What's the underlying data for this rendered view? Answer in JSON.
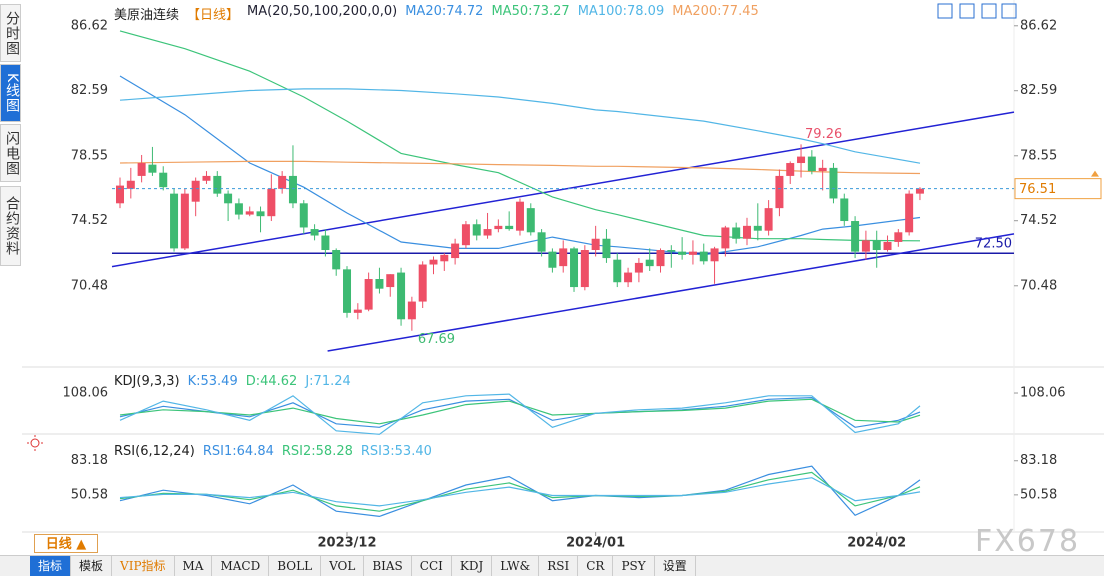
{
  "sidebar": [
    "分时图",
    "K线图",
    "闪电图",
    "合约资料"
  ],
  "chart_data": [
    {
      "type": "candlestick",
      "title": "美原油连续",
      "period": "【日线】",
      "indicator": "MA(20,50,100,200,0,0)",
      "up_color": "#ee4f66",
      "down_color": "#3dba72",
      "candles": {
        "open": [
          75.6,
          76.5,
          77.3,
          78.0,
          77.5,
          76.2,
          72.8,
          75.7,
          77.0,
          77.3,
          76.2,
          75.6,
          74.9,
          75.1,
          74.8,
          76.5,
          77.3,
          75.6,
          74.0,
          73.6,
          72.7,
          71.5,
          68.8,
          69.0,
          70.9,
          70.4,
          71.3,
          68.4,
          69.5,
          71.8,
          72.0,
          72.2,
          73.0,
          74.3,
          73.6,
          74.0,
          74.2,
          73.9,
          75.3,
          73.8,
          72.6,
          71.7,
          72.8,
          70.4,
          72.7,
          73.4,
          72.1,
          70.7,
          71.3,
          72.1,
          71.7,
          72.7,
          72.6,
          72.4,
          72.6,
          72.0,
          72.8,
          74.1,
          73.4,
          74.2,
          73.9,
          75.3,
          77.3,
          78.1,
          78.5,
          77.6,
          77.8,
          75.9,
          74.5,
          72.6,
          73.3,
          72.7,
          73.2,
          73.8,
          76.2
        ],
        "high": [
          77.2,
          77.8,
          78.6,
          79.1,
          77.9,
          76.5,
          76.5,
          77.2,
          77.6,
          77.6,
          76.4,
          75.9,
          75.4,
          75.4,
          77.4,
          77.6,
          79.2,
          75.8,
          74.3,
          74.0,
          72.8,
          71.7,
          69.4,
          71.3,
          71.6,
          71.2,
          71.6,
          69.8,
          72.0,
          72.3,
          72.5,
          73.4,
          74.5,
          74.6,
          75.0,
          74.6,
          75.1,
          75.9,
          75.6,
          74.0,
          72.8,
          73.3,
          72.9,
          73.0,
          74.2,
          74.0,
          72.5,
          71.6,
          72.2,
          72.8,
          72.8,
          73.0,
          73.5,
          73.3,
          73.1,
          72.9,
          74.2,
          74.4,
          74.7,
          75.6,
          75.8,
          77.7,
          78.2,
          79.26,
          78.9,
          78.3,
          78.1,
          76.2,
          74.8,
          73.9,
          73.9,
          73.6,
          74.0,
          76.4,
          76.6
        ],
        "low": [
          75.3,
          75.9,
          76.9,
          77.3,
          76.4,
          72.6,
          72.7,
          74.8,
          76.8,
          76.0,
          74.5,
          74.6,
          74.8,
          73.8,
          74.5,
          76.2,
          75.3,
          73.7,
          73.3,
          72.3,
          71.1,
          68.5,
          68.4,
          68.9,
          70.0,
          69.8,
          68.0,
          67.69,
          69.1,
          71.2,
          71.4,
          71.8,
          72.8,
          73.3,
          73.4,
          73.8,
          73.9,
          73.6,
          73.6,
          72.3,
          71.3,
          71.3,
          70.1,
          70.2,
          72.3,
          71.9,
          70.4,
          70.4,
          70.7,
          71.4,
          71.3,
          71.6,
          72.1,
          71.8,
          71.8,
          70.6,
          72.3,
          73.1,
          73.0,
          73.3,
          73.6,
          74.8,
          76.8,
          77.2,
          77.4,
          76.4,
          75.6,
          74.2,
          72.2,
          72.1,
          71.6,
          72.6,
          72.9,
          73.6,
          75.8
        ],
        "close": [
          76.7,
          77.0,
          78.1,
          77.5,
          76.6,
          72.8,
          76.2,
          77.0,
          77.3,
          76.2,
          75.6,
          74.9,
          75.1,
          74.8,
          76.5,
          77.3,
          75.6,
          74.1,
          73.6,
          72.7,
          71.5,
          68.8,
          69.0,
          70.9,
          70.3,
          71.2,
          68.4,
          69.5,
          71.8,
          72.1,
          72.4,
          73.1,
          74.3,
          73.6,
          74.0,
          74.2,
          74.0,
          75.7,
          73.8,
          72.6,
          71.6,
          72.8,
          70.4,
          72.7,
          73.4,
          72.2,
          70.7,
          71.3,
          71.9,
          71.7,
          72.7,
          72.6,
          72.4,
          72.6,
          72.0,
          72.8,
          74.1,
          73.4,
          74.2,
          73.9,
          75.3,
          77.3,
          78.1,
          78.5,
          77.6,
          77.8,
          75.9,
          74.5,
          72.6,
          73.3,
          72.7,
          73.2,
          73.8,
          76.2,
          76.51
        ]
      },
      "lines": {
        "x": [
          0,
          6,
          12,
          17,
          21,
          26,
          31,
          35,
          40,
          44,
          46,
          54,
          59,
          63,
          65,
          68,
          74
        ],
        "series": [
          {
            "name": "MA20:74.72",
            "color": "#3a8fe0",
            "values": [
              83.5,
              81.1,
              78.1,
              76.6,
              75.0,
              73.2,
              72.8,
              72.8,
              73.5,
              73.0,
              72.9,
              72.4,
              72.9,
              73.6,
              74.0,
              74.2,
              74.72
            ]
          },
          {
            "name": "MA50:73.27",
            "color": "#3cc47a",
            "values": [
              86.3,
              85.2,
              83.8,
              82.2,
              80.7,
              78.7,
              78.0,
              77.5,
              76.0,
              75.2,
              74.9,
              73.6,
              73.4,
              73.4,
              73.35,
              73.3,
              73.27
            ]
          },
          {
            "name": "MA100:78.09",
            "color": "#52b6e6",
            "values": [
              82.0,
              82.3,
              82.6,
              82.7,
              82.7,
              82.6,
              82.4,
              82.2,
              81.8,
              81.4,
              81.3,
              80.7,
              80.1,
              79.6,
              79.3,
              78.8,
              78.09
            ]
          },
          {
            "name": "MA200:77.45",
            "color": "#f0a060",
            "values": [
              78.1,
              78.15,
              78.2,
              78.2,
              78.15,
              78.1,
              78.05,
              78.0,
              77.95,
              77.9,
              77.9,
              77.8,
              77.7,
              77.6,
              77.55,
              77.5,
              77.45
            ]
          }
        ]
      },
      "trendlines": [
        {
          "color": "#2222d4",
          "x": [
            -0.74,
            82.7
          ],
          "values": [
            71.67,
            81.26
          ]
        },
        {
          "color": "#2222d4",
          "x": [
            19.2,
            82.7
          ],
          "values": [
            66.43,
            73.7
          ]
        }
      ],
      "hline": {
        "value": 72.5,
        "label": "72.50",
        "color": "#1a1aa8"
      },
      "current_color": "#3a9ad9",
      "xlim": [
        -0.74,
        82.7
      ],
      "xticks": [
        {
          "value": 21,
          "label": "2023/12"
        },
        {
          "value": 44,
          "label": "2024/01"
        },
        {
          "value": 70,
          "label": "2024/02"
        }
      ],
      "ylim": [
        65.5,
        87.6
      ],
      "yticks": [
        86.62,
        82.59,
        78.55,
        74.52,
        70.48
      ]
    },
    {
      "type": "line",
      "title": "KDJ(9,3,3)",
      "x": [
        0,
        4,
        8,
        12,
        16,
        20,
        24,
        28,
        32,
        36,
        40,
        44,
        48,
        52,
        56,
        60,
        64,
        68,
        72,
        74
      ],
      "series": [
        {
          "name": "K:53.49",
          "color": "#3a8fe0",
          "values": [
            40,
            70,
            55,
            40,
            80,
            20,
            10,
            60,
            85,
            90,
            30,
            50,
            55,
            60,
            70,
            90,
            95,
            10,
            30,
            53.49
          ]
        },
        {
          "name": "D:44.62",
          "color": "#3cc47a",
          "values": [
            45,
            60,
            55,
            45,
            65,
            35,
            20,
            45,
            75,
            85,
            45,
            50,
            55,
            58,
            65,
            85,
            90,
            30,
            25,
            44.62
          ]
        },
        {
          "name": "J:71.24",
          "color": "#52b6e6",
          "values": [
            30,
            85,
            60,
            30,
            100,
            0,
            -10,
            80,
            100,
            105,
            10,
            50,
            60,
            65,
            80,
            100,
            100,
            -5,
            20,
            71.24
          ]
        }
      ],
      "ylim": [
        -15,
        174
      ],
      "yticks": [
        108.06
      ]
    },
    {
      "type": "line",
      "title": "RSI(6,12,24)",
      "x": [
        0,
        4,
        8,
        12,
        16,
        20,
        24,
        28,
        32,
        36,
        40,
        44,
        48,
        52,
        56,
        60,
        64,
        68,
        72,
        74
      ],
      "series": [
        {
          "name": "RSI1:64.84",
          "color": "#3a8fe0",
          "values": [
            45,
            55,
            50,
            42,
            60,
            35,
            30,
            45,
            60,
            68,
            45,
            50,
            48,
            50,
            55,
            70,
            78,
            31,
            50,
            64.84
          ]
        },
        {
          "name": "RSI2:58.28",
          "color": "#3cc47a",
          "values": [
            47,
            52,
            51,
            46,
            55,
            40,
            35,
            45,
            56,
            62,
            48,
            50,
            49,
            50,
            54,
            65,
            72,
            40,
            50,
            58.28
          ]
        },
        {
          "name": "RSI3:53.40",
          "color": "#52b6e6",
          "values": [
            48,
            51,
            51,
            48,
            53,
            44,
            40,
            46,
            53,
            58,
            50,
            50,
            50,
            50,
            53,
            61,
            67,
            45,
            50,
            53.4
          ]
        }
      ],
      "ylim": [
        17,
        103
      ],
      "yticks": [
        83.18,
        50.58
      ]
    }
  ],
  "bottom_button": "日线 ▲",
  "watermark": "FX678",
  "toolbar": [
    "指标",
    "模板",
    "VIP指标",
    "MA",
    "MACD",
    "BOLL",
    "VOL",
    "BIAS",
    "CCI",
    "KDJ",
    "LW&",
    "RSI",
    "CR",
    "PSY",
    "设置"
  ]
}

**Exercise brief**:
Filter the records down to the lines that contain the string "title", and copy those lines.

**Final answer**:
      "title": "美原油连续",
      "title": "KDJ(9,3,3)",
      "title": "RSI(6,12,24)",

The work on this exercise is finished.